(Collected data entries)
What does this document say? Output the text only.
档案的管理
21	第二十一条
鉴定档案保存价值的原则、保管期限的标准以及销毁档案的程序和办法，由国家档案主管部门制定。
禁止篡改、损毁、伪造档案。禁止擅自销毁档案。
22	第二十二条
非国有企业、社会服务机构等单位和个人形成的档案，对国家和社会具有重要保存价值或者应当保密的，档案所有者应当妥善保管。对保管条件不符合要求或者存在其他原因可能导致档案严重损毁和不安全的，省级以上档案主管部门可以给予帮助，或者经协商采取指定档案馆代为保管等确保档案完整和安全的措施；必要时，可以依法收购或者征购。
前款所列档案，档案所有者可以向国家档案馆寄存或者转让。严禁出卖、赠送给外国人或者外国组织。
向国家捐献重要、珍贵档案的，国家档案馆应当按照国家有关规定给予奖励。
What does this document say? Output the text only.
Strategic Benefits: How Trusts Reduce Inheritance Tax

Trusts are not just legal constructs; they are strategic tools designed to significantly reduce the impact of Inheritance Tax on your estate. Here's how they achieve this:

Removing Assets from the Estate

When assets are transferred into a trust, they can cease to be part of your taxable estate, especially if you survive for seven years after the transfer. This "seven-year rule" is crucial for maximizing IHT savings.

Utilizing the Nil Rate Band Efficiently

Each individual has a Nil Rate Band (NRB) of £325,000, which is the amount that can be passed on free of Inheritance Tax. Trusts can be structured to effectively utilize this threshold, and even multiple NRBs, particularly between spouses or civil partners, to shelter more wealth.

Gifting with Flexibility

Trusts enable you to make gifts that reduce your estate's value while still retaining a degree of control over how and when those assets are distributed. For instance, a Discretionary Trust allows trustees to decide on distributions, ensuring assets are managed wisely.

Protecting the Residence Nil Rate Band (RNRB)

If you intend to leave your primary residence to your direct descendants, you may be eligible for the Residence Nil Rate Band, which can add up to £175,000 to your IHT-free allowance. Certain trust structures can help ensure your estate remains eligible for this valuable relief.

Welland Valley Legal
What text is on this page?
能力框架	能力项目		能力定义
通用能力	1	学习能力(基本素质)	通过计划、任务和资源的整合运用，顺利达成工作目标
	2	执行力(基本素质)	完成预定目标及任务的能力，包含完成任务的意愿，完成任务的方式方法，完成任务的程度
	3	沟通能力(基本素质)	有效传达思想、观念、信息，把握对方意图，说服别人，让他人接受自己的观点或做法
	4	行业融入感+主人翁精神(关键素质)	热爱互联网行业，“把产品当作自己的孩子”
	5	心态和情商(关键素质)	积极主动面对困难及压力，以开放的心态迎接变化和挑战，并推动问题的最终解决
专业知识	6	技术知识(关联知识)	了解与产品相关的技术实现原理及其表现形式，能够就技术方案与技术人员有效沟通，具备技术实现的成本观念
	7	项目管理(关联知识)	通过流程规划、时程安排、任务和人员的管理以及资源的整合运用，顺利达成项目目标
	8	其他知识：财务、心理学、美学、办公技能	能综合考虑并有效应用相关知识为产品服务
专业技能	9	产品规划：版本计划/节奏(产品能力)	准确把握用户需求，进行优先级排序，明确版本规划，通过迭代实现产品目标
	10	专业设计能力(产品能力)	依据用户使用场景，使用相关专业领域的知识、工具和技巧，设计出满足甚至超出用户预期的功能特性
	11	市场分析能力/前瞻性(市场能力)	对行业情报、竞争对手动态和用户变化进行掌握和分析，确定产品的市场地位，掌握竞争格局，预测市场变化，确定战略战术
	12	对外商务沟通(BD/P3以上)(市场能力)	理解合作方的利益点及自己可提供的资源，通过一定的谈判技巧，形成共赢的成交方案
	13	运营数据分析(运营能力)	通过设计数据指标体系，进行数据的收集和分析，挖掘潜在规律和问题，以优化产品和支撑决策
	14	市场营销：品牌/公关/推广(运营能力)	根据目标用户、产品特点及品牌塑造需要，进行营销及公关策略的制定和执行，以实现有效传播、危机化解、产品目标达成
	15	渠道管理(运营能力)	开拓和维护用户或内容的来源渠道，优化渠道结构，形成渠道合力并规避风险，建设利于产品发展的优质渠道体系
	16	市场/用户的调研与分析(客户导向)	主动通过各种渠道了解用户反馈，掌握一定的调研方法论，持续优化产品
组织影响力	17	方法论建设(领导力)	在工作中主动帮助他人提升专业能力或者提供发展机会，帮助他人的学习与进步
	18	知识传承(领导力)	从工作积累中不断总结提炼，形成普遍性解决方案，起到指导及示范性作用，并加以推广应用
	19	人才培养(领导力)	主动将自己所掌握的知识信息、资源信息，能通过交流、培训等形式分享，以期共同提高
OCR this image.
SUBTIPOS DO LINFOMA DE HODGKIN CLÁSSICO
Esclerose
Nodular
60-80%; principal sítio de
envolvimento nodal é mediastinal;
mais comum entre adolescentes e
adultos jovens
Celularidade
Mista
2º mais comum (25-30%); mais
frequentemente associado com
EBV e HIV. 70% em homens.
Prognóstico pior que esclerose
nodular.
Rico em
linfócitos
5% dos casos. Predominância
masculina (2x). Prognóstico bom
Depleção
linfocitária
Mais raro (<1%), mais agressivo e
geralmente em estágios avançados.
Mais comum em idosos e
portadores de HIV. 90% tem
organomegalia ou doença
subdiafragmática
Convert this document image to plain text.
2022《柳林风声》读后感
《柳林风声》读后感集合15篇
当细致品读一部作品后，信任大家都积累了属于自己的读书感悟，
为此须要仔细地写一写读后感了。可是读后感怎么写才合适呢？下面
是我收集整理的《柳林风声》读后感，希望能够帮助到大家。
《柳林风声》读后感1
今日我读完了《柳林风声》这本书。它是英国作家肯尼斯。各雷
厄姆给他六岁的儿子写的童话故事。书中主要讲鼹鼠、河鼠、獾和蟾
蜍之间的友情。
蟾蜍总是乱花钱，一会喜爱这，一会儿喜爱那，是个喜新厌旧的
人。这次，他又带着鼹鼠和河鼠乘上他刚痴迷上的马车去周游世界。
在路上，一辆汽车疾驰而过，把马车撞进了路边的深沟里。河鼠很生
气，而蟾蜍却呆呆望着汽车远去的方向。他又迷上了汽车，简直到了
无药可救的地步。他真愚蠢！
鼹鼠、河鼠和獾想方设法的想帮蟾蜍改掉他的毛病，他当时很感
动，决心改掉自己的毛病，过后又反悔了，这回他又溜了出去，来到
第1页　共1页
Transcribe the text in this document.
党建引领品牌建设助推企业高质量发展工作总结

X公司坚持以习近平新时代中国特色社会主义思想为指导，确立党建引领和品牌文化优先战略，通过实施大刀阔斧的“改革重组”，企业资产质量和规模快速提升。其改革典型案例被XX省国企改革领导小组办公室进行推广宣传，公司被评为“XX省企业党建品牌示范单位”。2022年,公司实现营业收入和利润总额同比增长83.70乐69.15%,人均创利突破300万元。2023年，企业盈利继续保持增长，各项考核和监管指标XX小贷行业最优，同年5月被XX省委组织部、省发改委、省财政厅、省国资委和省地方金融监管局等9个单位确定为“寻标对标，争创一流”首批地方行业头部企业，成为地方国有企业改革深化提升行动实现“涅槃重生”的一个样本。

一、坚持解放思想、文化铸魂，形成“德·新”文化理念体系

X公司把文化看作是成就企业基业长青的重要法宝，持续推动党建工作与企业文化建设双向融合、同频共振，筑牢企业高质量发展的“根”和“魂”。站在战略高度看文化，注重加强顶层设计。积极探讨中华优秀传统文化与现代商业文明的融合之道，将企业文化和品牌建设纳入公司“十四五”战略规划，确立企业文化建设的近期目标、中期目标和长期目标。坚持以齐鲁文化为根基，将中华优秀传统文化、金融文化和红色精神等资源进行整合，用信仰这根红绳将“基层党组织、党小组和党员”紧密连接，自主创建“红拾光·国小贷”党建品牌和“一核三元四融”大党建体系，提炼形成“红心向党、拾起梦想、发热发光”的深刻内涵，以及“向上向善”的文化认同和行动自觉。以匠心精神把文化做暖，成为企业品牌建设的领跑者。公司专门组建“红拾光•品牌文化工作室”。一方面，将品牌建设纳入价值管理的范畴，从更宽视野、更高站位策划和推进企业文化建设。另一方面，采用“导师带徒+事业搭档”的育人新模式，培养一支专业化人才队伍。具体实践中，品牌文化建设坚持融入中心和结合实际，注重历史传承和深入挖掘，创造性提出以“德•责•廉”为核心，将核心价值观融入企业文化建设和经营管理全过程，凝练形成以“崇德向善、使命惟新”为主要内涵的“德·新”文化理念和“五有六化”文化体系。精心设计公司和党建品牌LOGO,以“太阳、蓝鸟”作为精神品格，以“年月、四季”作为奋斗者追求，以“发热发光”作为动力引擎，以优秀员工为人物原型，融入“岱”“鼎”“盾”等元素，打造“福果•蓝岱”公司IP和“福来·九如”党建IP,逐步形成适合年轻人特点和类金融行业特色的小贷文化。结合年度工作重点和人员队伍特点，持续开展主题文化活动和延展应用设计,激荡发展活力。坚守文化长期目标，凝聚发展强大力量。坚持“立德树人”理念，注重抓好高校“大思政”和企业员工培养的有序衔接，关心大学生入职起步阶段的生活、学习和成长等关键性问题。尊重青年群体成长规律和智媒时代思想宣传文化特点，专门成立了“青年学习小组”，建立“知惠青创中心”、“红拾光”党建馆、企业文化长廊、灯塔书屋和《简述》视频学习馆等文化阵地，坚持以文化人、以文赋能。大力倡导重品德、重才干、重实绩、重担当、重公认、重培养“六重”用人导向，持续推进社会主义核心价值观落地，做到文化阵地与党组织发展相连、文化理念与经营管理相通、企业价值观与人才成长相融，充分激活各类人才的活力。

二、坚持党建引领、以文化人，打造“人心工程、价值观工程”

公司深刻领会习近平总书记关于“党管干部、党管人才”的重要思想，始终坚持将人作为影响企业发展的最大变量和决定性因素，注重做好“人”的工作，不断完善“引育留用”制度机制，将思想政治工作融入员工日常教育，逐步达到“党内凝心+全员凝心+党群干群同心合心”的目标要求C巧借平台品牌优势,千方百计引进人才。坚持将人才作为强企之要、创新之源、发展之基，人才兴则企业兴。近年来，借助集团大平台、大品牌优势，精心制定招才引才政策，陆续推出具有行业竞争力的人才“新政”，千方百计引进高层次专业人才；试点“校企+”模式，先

→ **DIRECTIVE**
Examine the entries and report how many of their lines contain the string "Trusts", giving no more than the number.

→ **CORRECT ANSWER**
4